▶ _Tasks and exercises_
(1) List the parameter names of the matrix_multiplication_kernel_base function in the forum post about the L1 Achieved Value in the Roofline model.
(2) Continue the forum post about the L1 Achieved Value in the Roofline model, starting after its last sentence.

How to understand the L1 Achieved Value in the Floating Point Operations Roofline model?

Hi ~

How to understand the L1 Achieved Value in the Floating Point Operations Roofline model(Single Precision)?

In my understanding, it is calculated by dividing flops by number of bytes requested from L1/TEX cache.

In this case, I thought it should be 68719476736(smsp__sass_thread_inst_executed_op_fmul_pred_on.sum [inst])/274877906944(bytes requested from L1/TEX cache)=0.25, but ncu shows 0.12.

Could anyone help point out where my understanding is wrong?

and my code is very simple

  // M = N = K = 4096
  __global__ void matrix_multiplication_kernel_base(const float *A,
                                                    const float *B, float *C,
                                                    int M, int N, int K) {
    int k = blockIdx.x * blockDim.x + threadIdx.x;
    int m = blockIdx.y * blockDim.y + threadIdx.y;

    if (k >= K || m >= M) {
      return;
    }

    A += m * N;
    B += k;
    double sum = 0.0;
    for (int l = 0; l < N; ++l) {
      sum += A[l] * B[l * K];
    }
    C[m * K + k] = sum;
  }

  void solve_base(const float *A, const float *B, float *C, int M, int N, int K) {
    dim3 threads_per_block(16, 16);
    dim3 blocks_per_grid((K + threads_per_block.x - 1) / threads_per_block.x,
                         (M + threads_per_block.y - 1) / threads_per_block.y);

    only_A<<<blocks_per_grid, threads_per_block>>>(A, C, M, N, K);
    only_B<<<blocks_per_grid, threads_per_block>>>(B, C, M, N, K);
    matrix_multiplication_kernel_base<<<blocks_per_grid, threads_per_block>>>(
        A, B, C, M, N, K);
    CHECK_CUDA_ERROR();
    cudaDeviceSynchronize();
  }

I got the description from a new version ncu.

▶ _Labeled box data_
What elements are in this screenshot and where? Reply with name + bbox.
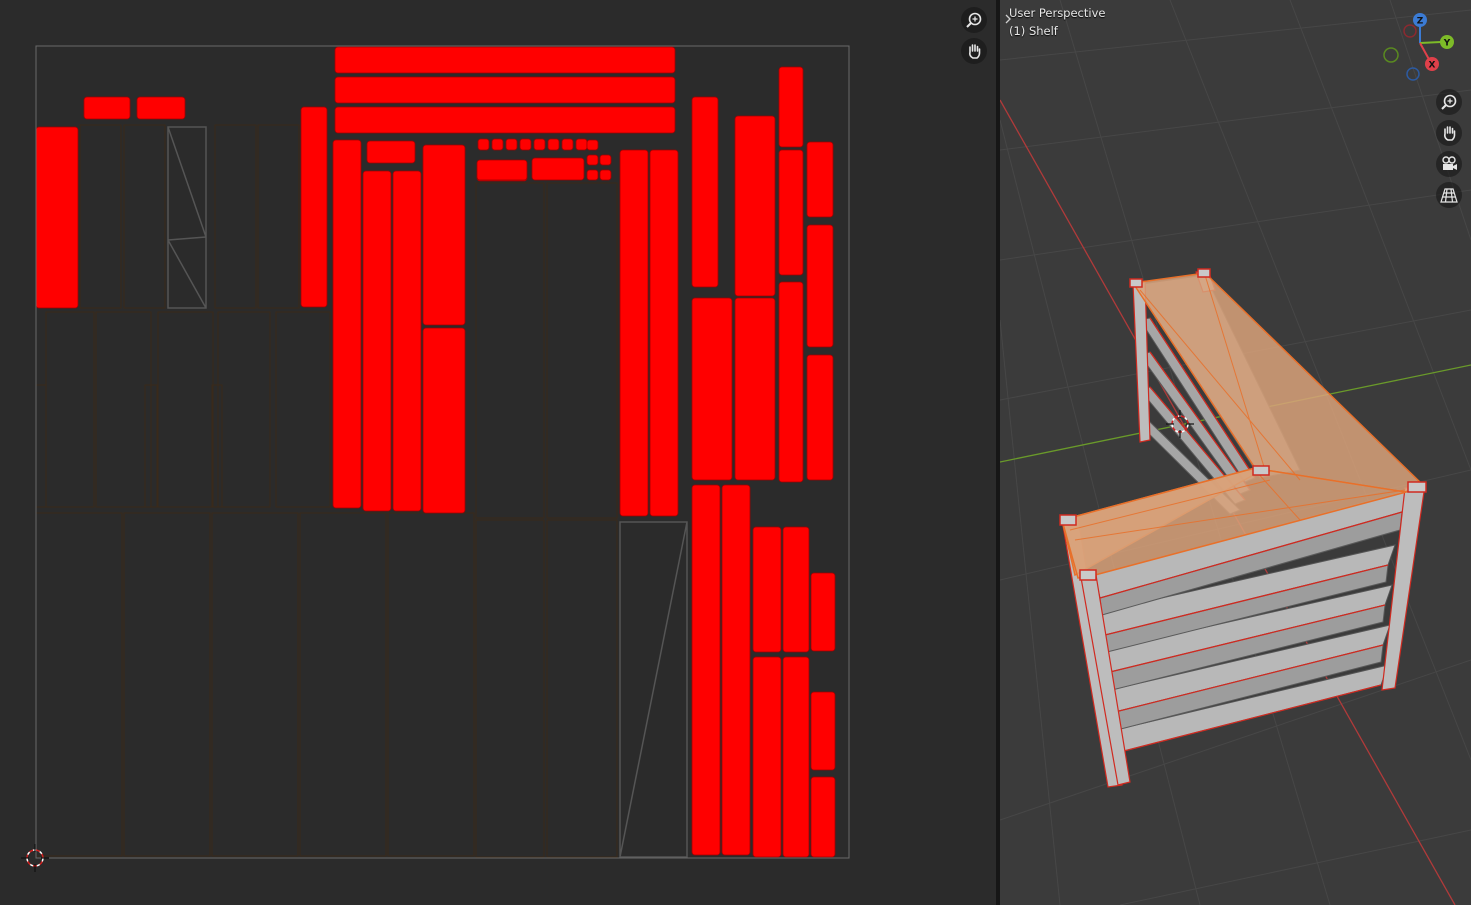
red-uv-island[interactable] bbox=[782, 656, 810, 858]
red-uv-island[interactable] bbox=[300, 106, 328, 308]
gizmo-neg-z[interactable] bbox=[1406, 67, 1420, 81]
viewport-zoom-button[interactable] bbox=[1436, 89, 1462, 115]
red-uv-island[interactable] bbox=[691, 297, 733, 481]
cork-uv-island[interactable] bbox=[475, 519, 545, 858]
gizmo-axis-label: Z bbox=[1417, 17, 1424, 27]
red-uv-island[interactable] bbox=[752, 656, 782, 858]
red-uv-island[interactable] bbox=[547, 138, 560, 151]
viewport-canvas[interactable]: Z Y X bbox=[1000, 0, 1471, 905]
navigation-gizmo[interactable]: Z Y X bbox=[1383, 13, 1454, 81]
2d-cursor-icon[interactable] bbox=[20, 843, 50, 873]
red-uv-island[interactable] bbox=[586, 169, 599, 181]
cork-uv-island[interactable] bbox=[214, 124, 257, 309]
object-label: (1) Shelf bbox=[1009, 24, 1058, 38]
red-uv-island[interactable] bbox=[332, 139, 362, 509]
cork-uv-island[interactable] bbox=[167, 126, 207, 309]
red-uv-island[interactable] bbox=[422, 144, 466, 326]
red-uv-island[interactable] bbox=[334, 46, 676, 74]
red-uv-island[interactable] bbox=[619, 149, 649, 517]
red-uv-island[interactable] bbox=[561, 138, 574, 151]
red-uv-island[interactable] bbox=[806, 354, 834, 481]
cork-uv-island[interactable] bbox=[35, 512, 123, 857]
viewport-perspective-button[interactable] bbox=[1436, 182, 1462, 208]
cork-uv-island[interactable] bbox=[211, 512, 299, 857]
pan-hand-icon bbox=[1444, 126, 1456, 141]
red-uv-island[interactable] bbox=[691, 484, 721, 856]
red-uv-island[interactable] bbox=[491, 138, 504, 151]
red-uv-island[interactable] bbox=[810, 691, 836, 771]
red-uv-island[interactable] bbox=[806, 141, 834, 218]
cork-uv-island[interactable] bbox=[35, 384, 47, 508]
gizmo-axis-y[interactable]: Y bbox=[1440, 35, 1454, 49]
red-uv-island[interactable] bbox=[599, 154, 612, 166]
uv-pan-button[interactable] bbox=[961, 38, 987, 64]
red-uv-island[interactable] bbox=[810, 776, 836, 858]
red-uv-island[interactable] bbox=[505, 138, 518, 151]
red-uv-island[interactable] bbox=[586, 154, 599, 166]
cork-uv-island[interactable] bbox=[95, 311, 152, 508]
cork-uv-island[interactable] bbox=[546, 519, 618, 858]
uv-editor[interactable] bbox=[0, 0, 996, 905]
red-uv-island[interactable] bbox=[734, 297, 776, 481]
red-uv-island[interactable] bbox=[366, 140, 416, 164]
cork-uv-island[interactable] bbox=[546, 182, 618, 519]
red-uv-island[interactable] bbox=[575, 138, 588, 151]
gizmo-axis-z[interactable]: Z bbox=[1413, 13, 1427, 27]
red-uv-island[interactable] bbox=[586, 139, 599, 151]
cork-uv-island[interactable] bbox=[157, 311, 214, 508]
red-uv-island[interactable] bbox=[778, 149, 804, 276]
red-uv-island[interactable] bbox=[477, 138, 490, 151]
shelf-object[interactable] bbox=[1059, 268, 1427, 788]
gizmo-axis-label: Y bbox=[1443, 39, 1451, 49]
red-uv-island[interactable] bbox=[334, 76, 676, 104]
red-uv-island[interactable] bbox=[778, 66, 804, 148]
red-uv-island[interactable] bbox=[752, 526, 782, 653]
red-uv-island[interactable] bbox=[476, 159, 528, 181]
cork-uv-island[interactable] bbox=[123, 124, 166, 309]
cork-uv-island[interactable] bbox=[475, 182, 545, 519]
camera-icon bbox=[1442, 156, 1457, 170]
cork-uv-island[interactable] bbox=[45, 311, 95, 508]
red-uv-island[interactable] bbox=[599, 169, 612, 181]
uv-canvas[interactable] bbox=[0, 0, 996, 905]
uv-zoom-button[interactable] bbox=[961, 7, 987, 33]
red-uv-island[interactable] bbox=[721, 484, 751, 856]
gizmo-neg-y[interactable] bbox=[1383, 47, 1399, 63]
red-uv-island[interactable] bbox=[649, 149, 679, 517]
perspective-grid-icon bbox=[1440, 188, 1458, 203]
cork-uv-island[interactable] bbox=[257, 124, 300, 309]
gizmo-axis-x[interactable]: X bbox=[1425, 57, 1439, 71]
red-uv-island[interactable] bbox=[422, 327, 466, 514]
view-title: User Perspective bbox=[1009, 6, 1106, 20]
cork-uv-island[interactable] bbox=[123, 512, 211, 857]
red-uv-island[interactable] bbox=[531, 157, 585, 181]
red-uv-island[interactable] bbox=[533, 138, 546, 151]
red-uv-island[interactable] bbox=[806, 224, 834, 348]
gizmo-axis-label: X bbox=[1429, 61, 1436, 71]
red-uv-island[interactable] bbox=[83, 96, 131, 120]
pan-hand-icon bbox=[969, 44, 981, 59]
viewport-camera-button[interactable] bbox=[1436, 151, 1462, 177]
red-uv-island[interactable] bbox=[362, 170, 392, 512]
red-uv-island[interactable] bbox=[392, 170, 422, 512]
red-uv-island[interactable] bbox=[778, 281, 804, 483]
cork-uv-island[interactable] bbox=[275, 311, 331, 508]
red-uv-island[interactable] bbox=[519, 138, 532, 151]
cork-uv-island[interactable] bbox=[299, 512, 387, 857]
red-uv-island[interactable] bbox=[691, 96, 719, 288]
red-uv-island[interactable] bbox=[734, 115, 776, 297]
zoom-icon bbox=[1441, 94, 1457, 110]
red-uv-island[interactable] bbox=[782, 526, 810, 653]
zoom-icon bbox=[966, 12, 982, 28]
gizmo-neg-x[interactable] bbox=[1403, 24, 1417, 38]
cork-uv-island[interactable] bbox=[217, 311, 271, 508]
red-uv-island[interactable] bbox=[35, 126, 79, 309]
viewport-pan-button[interactable] bbox=[1436, 120, 1462, 146]
cork-uv-island[interactable] bbox=[387, 512, 475, 857]
red-uv-island[interactable] bbox=[810, 572, 836, 652]
cork-uv-island[interactable] bbox=[79, 124, 122, 309]
red-uv-island[interactable] bbox=[136, 96, 186, 120]
red-uv-island[interactable] bbox=[334, 106, 676, 134]
3d-viewport[interactable]: Z Y X User Perspective (1) Shelf bbox=[1000, 0, 1471, 905]
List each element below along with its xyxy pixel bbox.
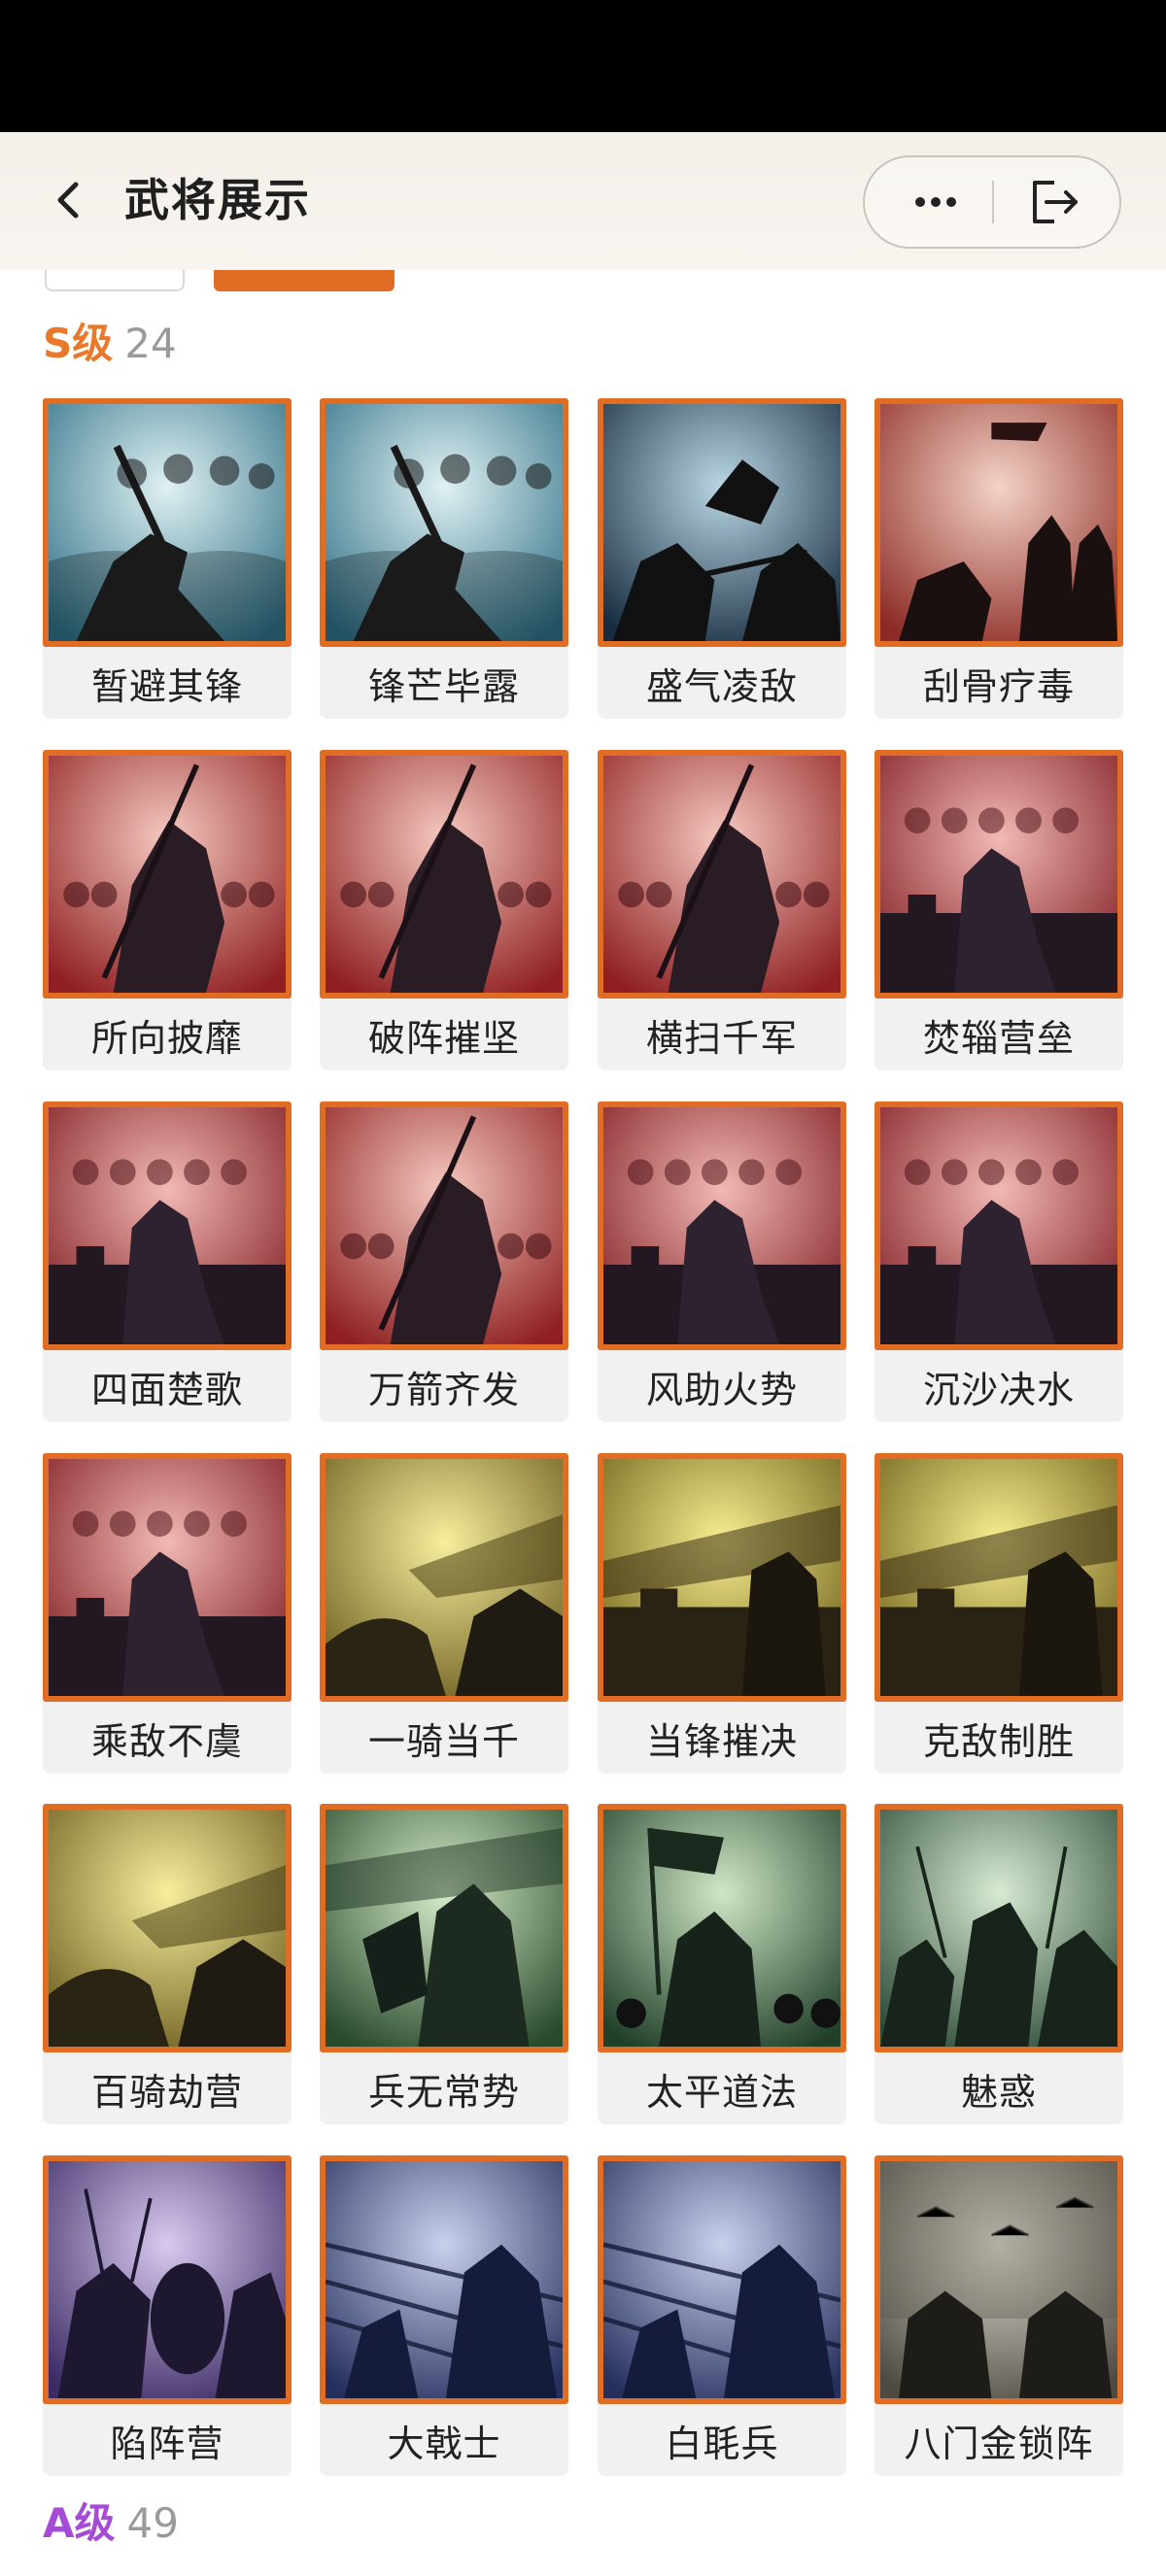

▶ _The answers_
(1) A, B, C, M, N, K

(2)
Achieved Work: (smsp__sass_thread_inst_executed_op_fadd_pred_on.sum.per_cycle_elapsed + smsp__sass_thread_inst_executed_op_fmul_pred_on.sum.per_cycle_elapsed + derived__smsp__sass_thread_inst_executed_op_ffma_pred_on_x2) * smsp__cycles_elapsed.avg.per_second

Achieved Traffic: derived__l1tex__lsu_writeback_bytes_mem_lg.sum.per_second

Arithmetic Intensity: Achieved Work / Achieved Traffic

Performance: Achieved Work

But I don’t the meaning of derived__l1tex__lsu_writeback_bytes_mem_lg, what is the difference between it and the metric Number of bytes requested from the L1/TEX cache from memory table.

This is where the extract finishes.